### Problem to solve
List all lines in the material below that contain "this".

[Begin Data supplied]

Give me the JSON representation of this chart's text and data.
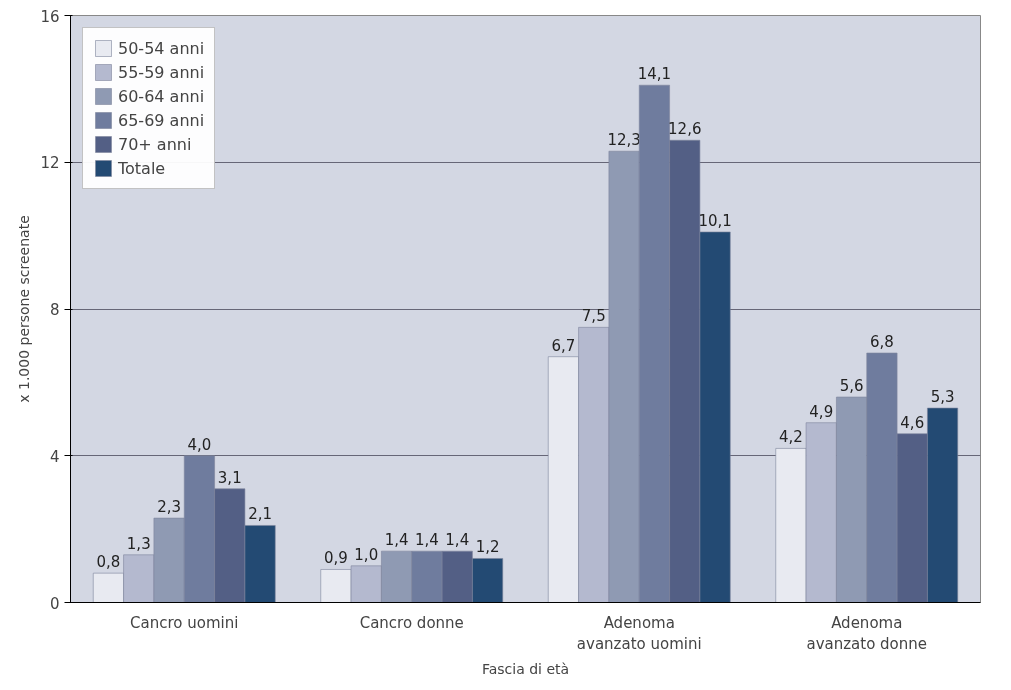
{
  "chart_data": {
    "type": "bar",
    "xlabel": "Fascia di età",
    "ylabel": "x 1.000 persone screenate",
    "categories": [
      "Cancro uomini",
      "Cancro donne",
      "Adenoma avanzato uomini",
      "Adenoma avanzato donne"
    ],
    "series": [
      {
        "name": "50-54 anni",
        "color": "#e8eaf1",
        "values": [
          0.8,
          0.9,
          6.7,
          4.2
        ],
        "value_labels": [
          "0,8",
          "0,9",
          "6,7",
          "4,2"
        ]
      },
      {
        "name": "55-59 anni",
        "color": "#b4b9cf",
        "values": [
          1.3,
          1.0,
          7.5,
          4.9
        ],
        "value_labels": [
          "1,3",
          "1,0",
          "7,5",
          "4,9"
        ]
      },
      {
        "name": "60-64 anni",
        "color": "#8f9ab3",
        "values": [
          2.3,
          1.4,
          12.3,
          5.6
        ],
        "value_labels": [
          "2,3",
          "1,4",
          "12,3",
          "5,6"
        ]
      },
      {
        "name": "65-69 anni",
        "color": "#6f7c9e",
        "values": [
          4.0,
          1.4,
          14.1,
          6.8
        ],
        "value_labels": [
          "4,0",
          "1,4",
          "14,1",
          "6,8"
        ]
      },
      {
        "name": "70+ anni",
        "color": "#535f85",
        "values": [
          3.1,
          1.4,
          12.6,
          4.6
        ],
        "value_labels": [
          "3,1",
          "1,4",
          "12,6",
          "4,6"
        ]
      },
      {
        "name": "Totale",
        "color": "#234a73",
        "values": [
          2.1,
          1.2,
          10.1,
          5.3
        ],
        "value_labels": [
          "2,1",
          "1,2",
          "10,1",
          "5,3"
        ]
      }
    ],
    "ylim": [
      0,
      16
    ],
    "yticks": [
      0,
      4,
      8,
      12,
      16
    ],
    "grid": "y",
    "legend": "top left"
  }
}
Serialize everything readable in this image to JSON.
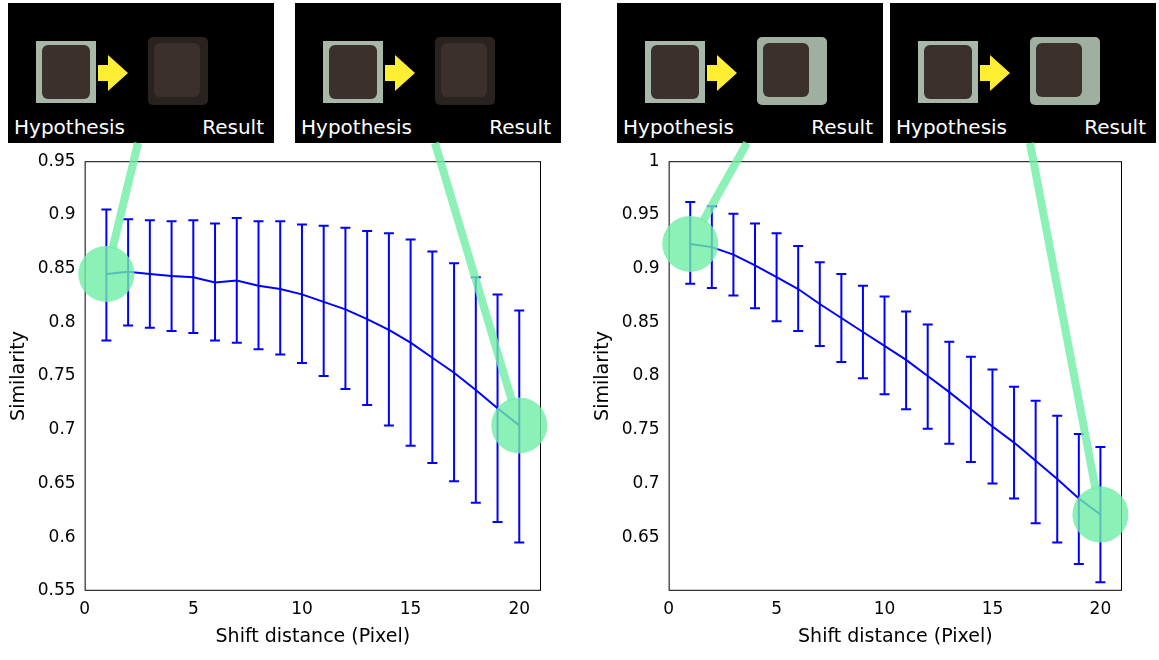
{
  "chart_data": [
    {
      "type": "line",
      "xlabel": "Shift distance (Pixel)",
      "ylabel": "Similarity",
      "x": [
        1,
        2,
        3,
        4,
        5,
        6,
        7,
        8,
        9,
        10,
        11,
        12,
        13,
        14,
        15,
        16,
        17,
        18,
        19,
        20
      ],
      "values": [
        0.845,
        0.847,
        0.845,
        0.843,
        0.842,
        0.837,
        0.839,
        0.834,
        0.831,
        0.826,
        0.819,
        0.812,
        0.803,
        0.793,
        0.781,
        0.767,
        0.753,
        0.737,
        0.72,
        0.704
      ],
      "error_low": [
        0.783,
        0.797,
        0.795,
        0.792,
        0.79,
        0.783,
        0.781,
        0.775,
        0.77,
        0.762,
        0.75,
        0.738,
        0.723,
        0.704,
        0.685,
        0.669,
        0.652,
        0.632,
        0.614,
        0.595
      ],
      "error_high": [
        0.905,
        0.896,
        0.895,
        0.894,
        0.895,
        0.892,
        0.897,
        0.894,
        0.894,
        0.891,
        0.89,
        0.888,
        0.885,
        0.883,
        0.877,
        0.866,
        0.855,
        0.842,
        0.826,
        0.811
      ],
      "color": "#0000ff",
      "xlim": [
        0,
        21
      ],
      "xticks": [
        0,
        5,
        10,
        15,
        20
      ],
      "ylim": [
        0.55,
        0.95
      ],
      "yticks": [
        0.55,
        0.6,
        0.65,
        0.7,
        0.75,
        0.8,
        0.85,
        0.9,
        0.95
      ],
      "grid": false,
      "annotations": [
        {
          "x": 1,
          "labels": [
            "Hypothesis",
            "Result"
          ]
        },
        {
          "x": 20,
          "labels": [
            "Hypothesis",
            "Result"
          ]
        }
      ]
    },
    {
      "type": "line",
      "xlabel": "Shift distance (Pixel)",
      "ylabel": "Similarity",
      "x": [
        1,
        2,
        3,
        4,
        5,
        6,
        7,
        8,
        9,
        10,
        11,
        12,
        13,
        14,
        15,
        16,
        17,
        18,
        19,
        20
      ],
      "values": [
        0.923,
        0.92,
        0.913,
        0.903,
        0.892,
        0.881,
        0.867,
        0.854,
        0.841,
        0.828,
        0.815,
        0.8,
        0.785,
        0.769,
        0.753,
        0.738,
        0.721,
        0.704,
        0.686,
        0.671
      ],
      "error_low": [
        0.886,
        0.882,
        0.875,
        0.863,
        0.851,
        0.842,
        0.828,
        0.813,
        0.798,
        0.783,
        0.769,
        0.751,
        0.737,
        0.72,
        0.7,
        0.686,
        0.663,
        0.645,
        0.625,
        0.608
      ],
      "error_high": [
        0.962,
        0.958,
        0.951,
        0.942,
        0.933,
        0.921,
        0.906,
        0.895,
        0.884,
        0.874,
        0.86,
        0.848,
        0.832,
        0.818,
        0.806,
        0.79,
        0.777,
        0.763,
        0.746,
        0.734
      ],
      "color": "#0000ff",
      "xlim": [
        0,
        21
      ],
      "xticks": [
        0,
        5,
        10,
        15,
        20
      ],
      "ylim": [
        0.6,
        1
      ],
      "yticks": [
        0.65,
        0.7,
        0.75,
        0.8,
        0.85,
        0.9,
        0.95,
        1
      ],
      "grid": false,
      "annotations": [
        {
          "x": 1,
          "labels": [
            "Hypothesis",
            "Result"
          ]
        },
        {
          "x": 20,
          "labels": [
            "Hypothesis",
            "Result"
          ]
        }
      ]
    }
  ]
}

[End Data supplied]

### Final result
Give me the JSON representation of this chart's text and data.
Serialize everything readable in this image to JSON.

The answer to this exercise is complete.